» **EXTRACTED INFORMATION**:
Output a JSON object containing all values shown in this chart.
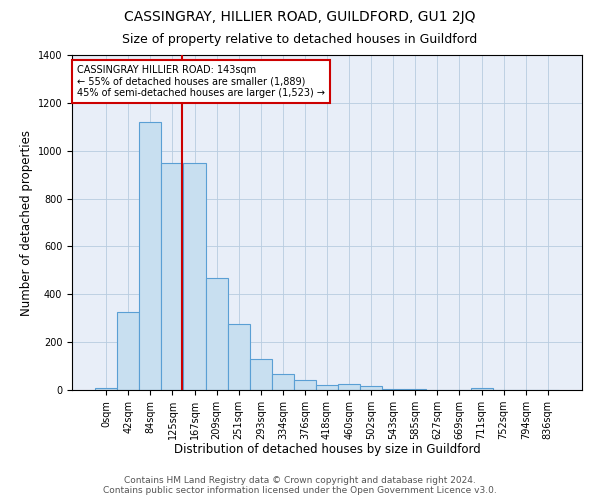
{
  "title": "CASSINGRAY, HILLIER ROAD, GUILDFORD, GU1 2JQ",
  "subtitle": "Size of property relative to detached houses in Guildford",
  "xlabel": "Distribution of detached houses by size in Guildford",
  "ylabel": "Number of detached properties",
  "bar_labels": [
    "0sqm",
    "42sqm",
    "84sqm",
    "125sqm",
    "167sqm",
    "209sqm",
    "251sqm",
    "293sqm",
    "334sqm",
    "376sqm",
    "418sqm",
    "460sqm",
    "502sqm",
    "543sqm",
    "585sqm",
    "627sqm",
    "669sqm",
    "711sqm",
    "752sqm",
    "794sqm",
    "836sqm"
  ],
  "bar_values": [
    8,
    325,
    1120,
    950,
    950,
    470,
    275,
    128,
    68,
    42,
    22,
    25,
    18,
    5,
    3,
    2,
    1,
    10,
    1,
    1,
    1
  ],
  "bar_color": "#c8dff0",
  "bar_edge_color": "#5a9fd4",
  "vline_color": "#cc0000",
  "annotation_text": "CASSINGRAY HILLIER ROAD: 143sqm\n← 55% of detached houses are smaller (1,889)\n45% of semi-detached houses are larger (1,523) →",
  "annotation_box_color": "white",
  "annotation_box_edge_color": "#cc0000",
  "ylim": [
    0,
    1400
  ],
  "yticks": [
    0,
    200,
    400,
    600,
    800,
    1000,
    1200,
    1400
  ],
  "footer_line1": "Contains HM Land Registry data © Crown copyright and database right 2024.",
  "footer_line2": "Contains public sector information licensed under the Open Government Licence v3.0.",
  "plot_background_color": "#e8eef8",
  "title_fontsize": 10,
  "subtitle_fontsize": 9,
  "axis_label_fontsize": 8.5,
  "tick_fontsize": 7,
  "footer_fontsize": 6.5,
  "annotation_fontsize": 7
}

» **STATED GOAL**:
Lines that hold "CASSINGRAY" are the ones to copy; find all of them.

» **RESPONSE TO THIS TASK**:
  "title": "CASSINGRAY, HILLIER ROAD, GUILDFORD, GU1 2JQ",
  "annotation_text": "CASSINGRAY HILLIER ROAD: 143sqm\n← 55% of detached houses are smaller (1,889)\n45% of semi-detached houses are larger (1,523) →",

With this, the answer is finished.